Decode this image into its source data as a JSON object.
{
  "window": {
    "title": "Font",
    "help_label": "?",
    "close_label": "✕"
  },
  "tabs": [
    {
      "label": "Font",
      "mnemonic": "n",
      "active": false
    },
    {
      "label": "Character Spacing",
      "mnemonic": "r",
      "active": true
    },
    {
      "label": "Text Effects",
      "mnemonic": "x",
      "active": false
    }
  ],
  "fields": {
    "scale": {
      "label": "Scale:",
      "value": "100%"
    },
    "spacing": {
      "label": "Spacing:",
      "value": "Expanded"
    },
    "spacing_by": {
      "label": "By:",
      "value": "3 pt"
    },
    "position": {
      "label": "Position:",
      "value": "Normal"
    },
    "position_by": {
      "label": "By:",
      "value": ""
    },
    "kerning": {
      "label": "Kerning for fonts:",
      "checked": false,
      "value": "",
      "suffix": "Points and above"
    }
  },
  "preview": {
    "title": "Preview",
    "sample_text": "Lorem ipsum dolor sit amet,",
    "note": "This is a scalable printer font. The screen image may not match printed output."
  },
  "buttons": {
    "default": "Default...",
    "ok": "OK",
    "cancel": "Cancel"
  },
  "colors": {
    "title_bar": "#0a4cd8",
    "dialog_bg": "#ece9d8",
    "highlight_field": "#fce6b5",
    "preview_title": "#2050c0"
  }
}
####################
_Aim of the task_: Using the data above, repeat every line exactly.

_Exercise response_:
Decode this image into its source data as a JSON object.
{
  "window": {
    "title": "Font",
    "help_label": "?",
    "close_label": "✕"
  },
  "tabs": [
    {
      "label": "Font",
      "mnemonic": "n",
      "active": false
    },
    {
      "label": "Character Spacing",
      "mnemonic": "r",
      "active": true
    },
    {
      "label": "Text Effects",
      "mnemonic": "x",
      "active": false
    }
  ],
  "fields": {
    "scale": {
      "label": "Scale:",
      "value": "100%"
    },
    "spacing": {
      "label": "Spacing:",
      "value": "Expanded"
    },
    "spacing_by": {
      "label": "By:",
      "value": "3 pt"
    },
    "position": {
      "label": "Position:",
      "value": "Normal"
    },
    "position_by": {
      "label": "By:",
      "value": ""
    },
    "kerning": {
      "label": "Kerning for fonts:",
      "checked": false,
      "value": "",
      "suffix": "Points and above"
    }
  },
  "preview": {
    "title": "Preview",
    "sample_text": "Lorem ipsum dolor sit amet,",
    "note": "This is a scalable printer font. The screen image may not match printed output."
  },
  "buttons": {
    "default": "Default...",
    "ok": "OK",
    "cancel": "Cancel"
  },
  "colors": {
    "title_bar": "#0a4cd8",
    "dialog_bg": "#ece9d8",
    "highlight_field": "#fce6b5",
    "preview_title": "#2050c0"
  }
}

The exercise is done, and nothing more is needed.